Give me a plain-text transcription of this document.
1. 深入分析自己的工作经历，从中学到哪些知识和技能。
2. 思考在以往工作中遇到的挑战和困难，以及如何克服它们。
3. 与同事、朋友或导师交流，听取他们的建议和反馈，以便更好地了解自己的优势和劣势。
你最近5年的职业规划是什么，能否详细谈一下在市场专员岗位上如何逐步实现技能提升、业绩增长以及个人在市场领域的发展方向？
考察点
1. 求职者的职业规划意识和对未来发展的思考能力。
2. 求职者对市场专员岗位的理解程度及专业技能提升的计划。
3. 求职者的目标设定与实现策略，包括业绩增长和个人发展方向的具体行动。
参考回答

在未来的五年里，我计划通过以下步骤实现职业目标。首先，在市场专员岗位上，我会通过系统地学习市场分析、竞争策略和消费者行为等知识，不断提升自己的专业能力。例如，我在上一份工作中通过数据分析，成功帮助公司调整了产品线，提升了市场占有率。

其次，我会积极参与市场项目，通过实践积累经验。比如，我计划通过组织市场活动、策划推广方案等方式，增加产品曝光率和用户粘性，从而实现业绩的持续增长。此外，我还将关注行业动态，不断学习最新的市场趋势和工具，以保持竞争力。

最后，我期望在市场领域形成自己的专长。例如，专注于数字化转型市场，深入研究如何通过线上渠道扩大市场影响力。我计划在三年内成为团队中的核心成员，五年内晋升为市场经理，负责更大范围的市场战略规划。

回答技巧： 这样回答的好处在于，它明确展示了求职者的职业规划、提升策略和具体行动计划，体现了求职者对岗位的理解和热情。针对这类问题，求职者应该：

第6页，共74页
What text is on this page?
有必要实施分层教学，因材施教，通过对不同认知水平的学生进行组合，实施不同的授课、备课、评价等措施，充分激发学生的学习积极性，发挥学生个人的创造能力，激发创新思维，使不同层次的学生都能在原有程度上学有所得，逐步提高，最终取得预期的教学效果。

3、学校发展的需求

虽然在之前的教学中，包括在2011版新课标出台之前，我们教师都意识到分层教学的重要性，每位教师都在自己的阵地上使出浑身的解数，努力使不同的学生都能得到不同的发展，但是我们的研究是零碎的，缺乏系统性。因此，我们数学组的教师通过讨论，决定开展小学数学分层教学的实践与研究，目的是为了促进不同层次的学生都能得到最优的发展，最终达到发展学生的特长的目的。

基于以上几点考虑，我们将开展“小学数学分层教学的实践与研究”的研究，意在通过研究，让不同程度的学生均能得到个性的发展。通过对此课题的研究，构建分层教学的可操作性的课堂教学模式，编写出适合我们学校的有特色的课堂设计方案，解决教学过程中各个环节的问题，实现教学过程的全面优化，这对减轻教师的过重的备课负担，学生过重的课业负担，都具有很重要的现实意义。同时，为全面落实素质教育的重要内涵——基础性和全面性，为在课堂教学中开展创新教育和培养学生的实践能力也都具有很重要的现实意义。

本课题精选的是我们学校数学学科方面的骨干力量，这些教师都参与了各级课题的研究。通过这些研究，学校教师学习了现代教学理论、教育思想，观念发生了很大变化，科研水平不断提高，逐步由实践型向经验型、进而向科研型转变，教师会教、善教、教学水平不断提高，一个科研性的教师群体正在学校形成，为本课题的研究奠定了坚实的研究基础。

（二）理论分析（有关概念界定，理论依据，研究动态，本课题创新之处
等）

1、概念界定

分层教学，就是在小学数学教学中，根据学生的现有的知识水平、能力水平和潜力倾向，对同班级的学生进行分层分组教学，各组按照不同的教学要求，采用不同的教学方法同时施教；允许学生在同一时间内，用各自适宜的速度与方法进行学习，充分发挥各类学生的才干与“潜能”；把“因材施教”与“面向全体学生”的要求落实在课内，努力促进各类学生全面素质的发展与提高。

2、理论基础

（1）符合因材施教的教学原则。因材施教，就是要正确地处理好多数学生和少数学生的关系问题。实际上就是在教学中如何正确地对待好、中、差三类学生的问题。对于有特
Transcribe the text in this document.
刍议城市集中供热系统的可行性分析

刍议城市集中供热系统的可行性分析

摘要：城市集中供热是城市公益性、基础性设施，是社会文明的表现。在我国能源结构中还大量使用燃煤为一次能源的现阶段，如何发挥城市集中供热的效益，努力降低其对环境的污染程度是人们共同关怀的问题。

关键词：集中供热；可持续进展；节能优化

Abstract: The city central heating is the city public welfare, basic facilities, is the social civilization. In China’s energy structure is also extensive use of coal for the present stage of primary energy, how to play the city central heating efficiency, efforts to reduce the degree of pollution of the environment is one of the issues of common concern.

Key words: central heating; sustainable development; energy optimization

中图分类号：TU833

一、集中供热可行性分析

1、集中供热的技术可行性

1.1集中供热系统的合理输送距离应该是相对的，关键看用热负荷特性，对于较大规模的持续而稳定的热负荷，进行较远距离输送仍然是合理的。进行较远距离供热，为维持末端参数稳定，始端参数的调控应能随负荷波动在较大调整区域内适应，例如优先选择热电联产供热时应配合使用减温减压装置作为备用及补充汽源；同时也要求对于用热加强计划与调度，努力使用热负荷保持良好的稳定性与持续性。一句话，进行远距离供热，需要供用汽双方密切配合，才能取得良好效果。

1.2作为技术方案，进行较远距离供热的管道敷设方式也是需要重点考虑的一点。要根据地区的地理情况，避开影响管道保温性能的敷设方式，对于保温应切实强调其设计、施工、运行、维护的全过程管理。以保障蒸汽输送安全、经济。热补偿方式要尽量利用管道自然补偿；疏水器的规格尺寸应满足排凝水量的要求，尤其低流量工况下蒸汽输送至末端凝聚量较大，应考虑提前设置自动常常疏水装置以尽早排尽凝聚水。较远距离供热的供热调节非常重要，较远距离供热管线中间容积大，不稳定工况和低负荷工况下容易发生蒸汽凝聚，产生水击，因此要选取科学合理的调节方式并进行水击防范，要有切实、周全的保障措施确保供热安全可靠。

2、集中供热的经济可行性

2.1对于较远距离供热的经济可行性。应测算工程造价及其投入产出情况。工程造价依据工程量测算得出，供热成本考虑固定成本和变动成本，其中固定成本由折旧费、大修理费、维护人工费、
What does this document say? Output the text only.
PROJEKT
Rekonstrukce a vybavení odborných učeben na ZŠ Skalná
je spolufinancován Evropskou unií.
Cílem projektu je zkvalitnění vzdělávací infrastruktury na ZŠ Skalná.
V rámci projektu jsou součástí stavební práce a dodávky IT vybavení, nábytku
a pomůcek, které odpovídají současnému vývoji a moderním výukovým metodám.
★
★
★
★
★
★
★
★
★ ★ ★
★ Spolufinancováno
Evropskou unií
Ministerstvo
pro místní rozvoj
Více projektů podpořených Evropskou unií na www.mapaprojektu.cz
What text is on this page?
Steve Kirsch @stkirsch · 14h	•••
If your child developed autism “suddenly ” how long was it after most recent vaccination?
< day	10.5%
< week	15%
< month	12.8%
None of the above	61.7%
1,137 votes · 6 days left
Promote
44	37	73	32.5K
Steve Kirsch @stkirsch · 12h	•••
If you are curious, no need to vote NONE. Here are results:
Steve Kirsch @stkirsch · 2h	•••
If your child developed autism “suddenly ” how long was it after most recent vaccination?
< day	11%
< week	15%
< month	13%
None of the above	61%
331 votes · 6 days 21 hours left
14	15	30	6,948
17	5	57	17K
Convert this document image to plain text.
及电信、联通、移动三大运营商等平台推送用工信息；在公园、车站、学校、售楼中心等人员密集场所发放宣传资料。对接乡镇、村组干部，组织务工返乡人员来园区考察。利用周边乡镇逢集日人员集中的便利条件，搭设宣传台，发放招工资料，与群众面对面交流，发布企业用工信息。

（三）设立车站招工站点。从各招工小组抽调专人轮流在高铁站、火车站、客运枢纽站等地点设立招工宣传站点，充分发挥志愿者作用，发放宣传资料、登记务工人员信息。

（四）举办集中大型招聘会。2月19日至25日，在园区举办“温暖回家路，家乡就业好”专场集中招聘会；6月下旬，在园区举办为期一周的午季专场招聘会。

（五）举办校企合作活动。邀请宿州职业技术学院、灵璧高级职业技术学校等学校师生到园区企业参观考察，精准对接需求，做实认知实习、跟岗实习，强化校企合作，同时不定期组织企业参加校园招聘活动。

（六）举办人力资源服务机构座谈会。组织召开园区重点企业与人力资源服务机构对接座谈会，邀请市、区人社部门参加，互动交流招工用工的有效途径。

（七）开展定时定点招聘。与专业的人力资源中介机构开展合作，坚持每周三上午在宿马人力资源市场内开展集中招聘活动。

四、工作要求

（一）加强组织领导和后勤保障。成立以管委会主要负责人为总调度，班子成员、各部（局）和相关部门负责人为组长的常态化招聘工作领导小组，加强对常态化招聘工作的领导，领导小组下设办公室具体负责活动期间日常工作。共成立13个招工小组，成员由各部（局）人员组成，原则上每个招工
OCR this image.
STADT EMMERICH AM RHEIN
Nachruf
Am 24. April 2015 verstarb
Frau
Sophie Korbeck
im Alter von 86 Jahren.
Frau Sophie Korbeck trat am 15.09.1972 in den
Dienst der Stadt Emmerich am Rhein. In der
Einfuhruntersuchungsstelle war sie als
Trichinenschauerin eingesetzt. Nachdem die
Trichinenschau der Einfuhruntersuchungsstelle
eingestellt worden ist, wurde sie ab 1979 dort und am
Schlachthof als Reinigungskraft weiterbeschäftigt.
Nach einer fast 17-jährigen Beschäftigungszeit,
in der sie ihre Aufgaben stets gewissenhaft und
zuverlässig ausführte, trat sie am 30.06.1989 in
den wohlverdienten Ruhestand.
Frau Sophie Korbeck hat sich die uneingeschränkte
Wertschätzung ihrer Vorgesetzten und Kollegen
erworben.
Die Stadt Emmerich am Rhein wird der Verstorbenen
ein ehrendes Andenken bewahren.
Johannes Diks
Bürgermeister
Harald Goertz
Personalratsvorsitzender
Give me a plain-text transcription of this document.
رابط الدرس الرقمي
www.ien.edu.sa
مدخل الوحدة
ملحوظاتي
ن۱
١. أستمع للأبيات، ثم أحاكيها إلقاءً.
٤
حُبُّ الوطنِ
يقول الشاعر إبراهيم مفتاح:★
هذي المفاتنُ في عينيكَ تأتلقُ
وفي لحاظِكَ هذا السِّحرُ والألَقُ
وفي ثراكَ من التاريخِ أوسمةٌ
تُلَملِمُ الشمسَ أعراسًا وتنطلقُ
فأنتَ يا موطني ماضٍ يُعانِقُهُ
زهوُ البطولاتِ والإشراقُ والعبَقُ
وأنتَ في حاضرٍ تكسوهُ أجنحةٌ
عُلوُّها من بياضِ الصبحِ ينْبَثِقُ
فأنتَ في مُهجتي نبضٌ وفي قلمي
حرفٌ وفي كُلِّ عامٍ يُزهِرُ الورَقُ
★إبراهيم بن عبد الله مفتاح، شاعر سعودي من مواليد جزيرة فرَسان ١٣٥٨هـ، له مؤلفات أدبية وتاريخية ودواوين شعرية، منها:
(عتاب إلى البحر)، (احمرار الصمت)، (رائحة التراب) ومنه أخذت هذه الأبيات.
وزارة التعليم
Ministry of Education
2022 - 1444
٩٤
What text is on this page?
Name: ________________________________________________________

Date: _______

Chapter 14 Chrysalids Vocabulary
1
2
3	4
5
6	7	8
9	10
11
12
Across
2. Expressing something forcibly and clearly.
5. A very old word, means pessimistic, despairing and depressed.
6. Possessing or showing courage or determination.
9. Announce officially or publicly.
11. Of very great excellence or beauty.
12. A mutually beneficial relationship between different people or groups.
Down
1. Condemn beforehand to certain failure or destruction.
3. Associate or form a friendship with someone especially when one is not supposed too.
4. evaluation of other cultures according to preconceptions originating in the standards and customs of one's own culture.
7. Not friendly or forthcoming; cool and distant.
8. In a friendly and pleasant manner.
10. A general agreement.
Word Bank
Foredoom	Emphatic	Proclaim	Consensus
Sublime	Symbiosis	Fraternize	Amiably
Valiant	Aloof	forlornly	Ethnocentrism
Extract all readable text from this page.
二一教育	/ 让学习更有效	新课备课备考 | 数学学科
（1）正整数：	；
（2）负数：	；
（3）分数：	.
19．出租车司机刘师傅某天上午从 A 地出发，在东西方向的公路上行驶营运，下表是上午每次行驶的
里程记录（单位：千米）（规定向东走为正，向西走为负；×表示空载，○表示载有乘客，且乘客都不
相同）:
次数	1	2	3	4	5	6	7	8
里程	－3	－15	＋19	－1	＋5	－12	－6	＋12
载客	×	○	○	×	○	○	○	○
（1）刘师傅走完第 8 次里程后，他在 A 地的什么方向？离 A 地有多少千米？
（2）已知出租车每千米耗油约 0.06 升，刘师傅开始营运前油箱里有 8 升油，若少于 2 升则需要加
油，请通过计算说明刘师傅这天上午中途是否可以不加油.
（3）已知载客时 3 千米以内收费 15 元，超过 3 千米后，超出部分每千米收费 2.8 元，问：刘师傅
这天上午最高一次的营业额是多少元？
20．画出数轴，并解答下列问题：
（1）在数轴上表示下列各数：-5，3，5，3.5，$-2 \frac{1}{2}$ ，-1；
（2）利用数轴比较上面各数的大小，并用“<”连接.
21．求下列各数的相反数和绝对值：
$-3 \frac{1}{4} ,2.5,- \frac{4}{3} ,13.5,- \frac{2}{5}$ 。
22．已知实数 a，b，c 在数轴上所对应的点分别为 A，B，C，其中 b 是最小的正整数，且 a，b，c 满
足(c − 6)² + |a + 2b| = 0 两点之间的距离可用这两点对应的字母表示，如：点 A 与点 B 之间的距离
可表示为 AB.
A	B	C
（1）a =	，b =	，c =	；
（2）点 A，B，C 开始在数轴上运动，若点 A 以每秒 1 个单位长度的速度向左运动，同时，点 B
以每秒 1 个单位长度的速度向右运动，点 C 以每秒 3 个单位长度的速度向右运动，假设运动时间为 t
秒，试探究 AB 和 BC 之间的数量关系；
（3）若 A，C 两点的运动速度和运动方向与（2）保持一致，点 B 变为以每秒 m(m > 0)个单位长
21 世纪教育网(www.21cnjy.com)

———

**Instruction**
Search the entries for the word "vybavení", then gather every line that has it.

**Response below**
Rekonstrukce a vybavení odborných učeben na ZŠ Skalná
V rámci projektu jsou součástí stavební práce a dodávky IT vybavení, nábytku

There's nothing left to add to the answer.